Requirement » The data below should be printed in full, exactly, and without any of its images.

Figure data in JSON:
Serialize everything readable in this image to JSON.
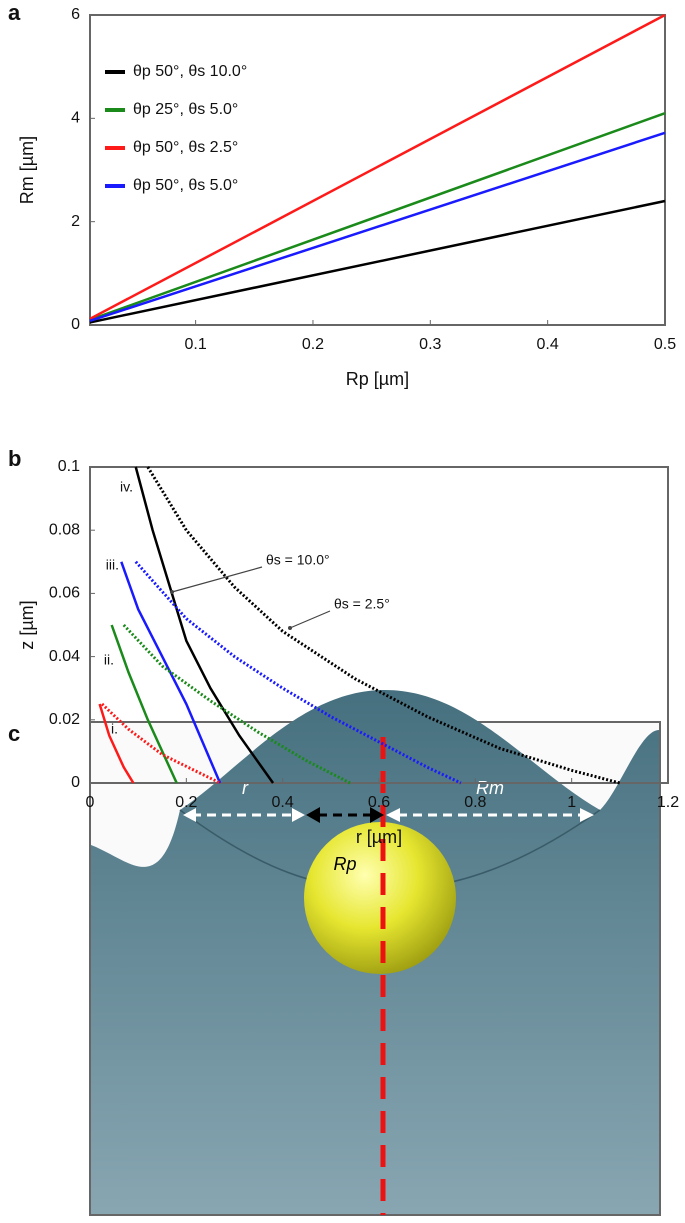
{
  "panels": [
    "a",
    "b",
    "c"
  ],
  "chart_data": [
    {
      "type": "line",
      "xlabel": "Rp [µm]",
      "ylabel": "Rm [µm]",
      "xlim": [
        0.01,
        0.5
      ],
      "xticks": [
        0.1,
        0.2,
        0.3,
        0.4,
        0.5
      ],
      "ylim": [
        0,
        6
      ],
      "yticks": [
        0,
        2,
        4,
        6
      ],
      "legend": "upper left",
      "series": [
        {
          "name": "θp 50°, θs 10.0°",
          "color": "#000000",
          "x": [
            0.01,
            0.5
          ],
          "values": [
            0.05,
            2.4
          ]
        },
        {
          "name": "θp 25°, θs 5.0°",
          "color": "#1a8a1a",
          "x": [
            0.01,
            0.5
          ],
          "values": [
            0.1,
            4.1
          ]
        },
        {
          "name": "θp 50°, θs 2.5°",
          "color": "#ff1a1a",
          "x": [
            0.01,
            0.5
          ],
          "values": [
            0.12,
            6.0
          ]
        },
        {
          "name": "θp 50°, θs 5.0°",
          "color": "#1a1aff",
          "x": [
            0.01,
            0.5
          ],
          "values": [
            0.08,
            3.72
          ]
        }
      ]
    },
    {
      "type": "line",
      "xlabel": "r [µm]",
      "ylabel": "z [µm]",
      "xlim": [
        0,
        1.2
      ],
      "xticks": [
        0,
        0.2,
        0.4,
        0.6,
        0.8,
        1,
        1.2
      ],
      "ylim": [
        0,
        0.1
      ],
      "yticks": [
        0,
        0.02,
        0.04,
        0.06,
        0.08,
        0.1
      ],
      "series": [
        {
          "color": "#000000",
          "dashed": false,
          "x": [
            0.095,
            0.13,
            0.17,
            0.2,
            0.25,
            0.31,
            0.38
          ],
          "values": [
            0.1,
            0.08,
            0.06,
            0.045,
            0.03,
            0.015,
            0
          ]
        },
        {
          "color": "#000000",
          "dashed": true,
          "x": [
            0.12,
            0.2,
            0.3,
            0.4,
            0.55,
            0.7,
            0.85,
            1.0,
            1.1
          ],
          "values": [
            0.1,
            0.08,
            0.062,
            0.048,
            0.033,
            0.021,
            0.011,
            0.004,
            0
          ]
        },
        {
          "color": "#1a1aff",
          "dashed": false,
          "x": [
            0.065,
            0.1,
            0.15,
            0.2,
            0.27
          ],
          "values": [
            0.07,
            0.055,
            0.04,
            0.025,
            0
          ]
        },
        {
          "color": "#1a1aff",
          "dashed": true,
          "x": [
            0.095,
            0.2,
            0.3,
            0.4,
            0.5,
            0.6,
            0.7,
            0.77
          ],
          "values": [
            0.07,
            0.052,
            0.04,
            0.03,
            0.021,
            0.013,
            0.005,
            0
          ]
        },
        {
          "color": "#1a8a1a",
          "dashed": false,
          "x": [
            0.045,
            0.08,
            0.12,
            0.18
          ],
          "values": [
            0.05,
            0.035,
            0.02,
            0
          ]
        },
        {
          "color": "#1a8a1a",
          "dashed": true,
          "x": [
            0.07,
            0.15,
            0.25,
            0.35,
            0.45,
            0.54
          ],
          "values": [
            0.05,
            0.037,
            0.026,
            0.016,
            0.007,
            0
          ]
        },
        {
          "color": "#ff1a1a",
          "dashed": false,
          "x": [
            0.02,
            0.04,
            0.07,
            0.09
          ],
          "values": [
            0.025,
            0.015,
            0.005,
            0
          ]
        },
        {
          "color": "#ff1a1a",
          "dashed": true,
          "x": [
            0.025,
            0.08,
            0.15,
            0.27
          ],
          "values": [
            0.025,
            0.017,
            0.009,
            0
          ]
        }
      ],
      "annotations": [
        "i.",
        "ii.",
        "iii.",
        "iv.",
        "θs = 10.0°",
        "θs = 2.5°"
      ]
    }
  ],
  "diagram": {
    "labels": [
      "r",
      "Rp",
      "Rm"
    ]
  }
}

Solution to the problem »
Serialize everything readable in this image to JSON.
{
  "panels": [
    "a",
    "b",
    "c"
  ],
  "chart_data": [
    {
      "type": "line",
      "xlabel": "Rp [µm]",
      "ylabel": "Rm [µm]",
      "xlim": [
        0.01,
        0.5
      ],
      "xticks": [
        0.1,
        0.2,
        0.3,
        0.4,
        0.5
      ],
      "ylim": [
        0,
        6
      ],
      "yticks": [
        0,
        2,
        4,
        6
      ],
      "legend": "upper left",
      "series": [
        {
          "name": "θp 50°, θs 10.0°",
          "color": "#000000",
          "x": [
            0.01,
            0.5
          ],
          "values": [
            0.05,
            2.4
          ]
        },
        {
          "name": "θp 25°, θs 5.0°",
          "color": "#1a8a1a",
          "x": [
            0.01,
            0.5
          ],
          "values": [
            0.1,
            4.1
          ]
        },
        {
          "name": "θp 50°, θs 2.5°",
          "color": "#ff1a1a",
          "x": [
            0.01,
            0.5
          ],
          "values": [
            0.12,
            6.0
          ]
        },
        {
          "name": "θp 50°, θs 5.0°",
          "color": "#1a1aff",
          "x": [
            0.01,
            0.5
          ],
          "values": [
            0.08,
            3.72
          ]
        }
      ]
    },
    {
      "type": "line",
      "xlabel": "r [µm]",
      "ylabel": "z [µm]",
      "xlim": [
        0,
        1.2
      ],
      "xticks": [
        0,
        0.2,
        0.4,
        0.6,
        0.8,
        1,
        1.2
      ],
      "ylim": [
        0,
        0.1
      ],
      "yticks": [
        0,
        0.02,
        0.04,
        0.06,
        0.08,
        0.1
      ],
      "series": [
        {
          "color": "#000000",
          "dashed": false,
          "x": [
            0.095,
            0.13,
            0.17,
            0.2,
            0.25,
            0.31,
            0.38
          ],
          "values": [
            0.1,
            0.08,
            0.06,
            0.045,
            0.03,
            0.015,
            0
          ]
        },
        {
          "color": "#000000",
          "dashed": true,
          "x": [
            0.12,
            0.2,
            0.3,
            0.4,
            0.55,
            0.7,
            0.85,
            1.0,
            1.1
          ],
          "values": [
            0.1,
            0.08,
            0.062,
            0.048,
            0.033,
            0.021,
            0.011,
            0.004,
            0
          ]
        },
        {
          "color": "#1a1aff",
          "dashed": false,
          "x": [
            0.065,
            0.1,
            0.15,
            0.2,
            0.27
          ],
          "values": [
            0.07,
            0.055,
            0.04,
            0.025,
            0
          ]
        },
        {
          "color": "#1a1aff",
          "dashed": true,
          "x": [
            0.095,
            0.2,
            0.3,
            0.4,
            0.5,
            0.6,
            0.7,
            0.77
          ],
          "values": [
            0.07,
            0.052,
            0.04,
            0.03,
            0.021,
            0.013,
            0.005,
            0
          ]
        },
        {
          "color": "#1a8a1a",
          "dashed": false,
          "x": [
            0.045,
            0.08,
            0.12,
            0.18
          ],
          "values": [
            0.05,
            0.035,
            0.02,
            0
          ]
        },
        {
          "color": "#1a8a1a",
          "dashed": true,
          "x": [
            0.07,
            0.15,
            0.25,
            0.35,
            0.45,
            0.54
          ],
          "values": [
            0.05,
            0.037,
            0.026,
            0.016,
            0.007,
            0
          ]
        },
        {
          "color": "#ff1a1a",
          "dashed": false,
          "x": [
            0.02,
            0.04,
            0.07,
            0.09
          ],
          "values": [
            0.025,
            0.015,
            0.005,
            0
          ]
        },
        {
          "color": "#ff1a1a",
          "dashed": true,
          "x": [
            0.025,
            0.08,
            0.15,
            0.27
          ],
          "values": [
            0.025,
            0.017,
            0.009,
            0
          ]
        }
      ],
      "annotations": [
        "i.",
        "ii.",
        "iii.",
        "iv.",
        "θs = 10.0°",
        "θs = 2.5°"
      ]
    }
  ],
  "diagram": {
    "labels": [
      "r",
      "Rp",
      "Rm"
    ]
  }
}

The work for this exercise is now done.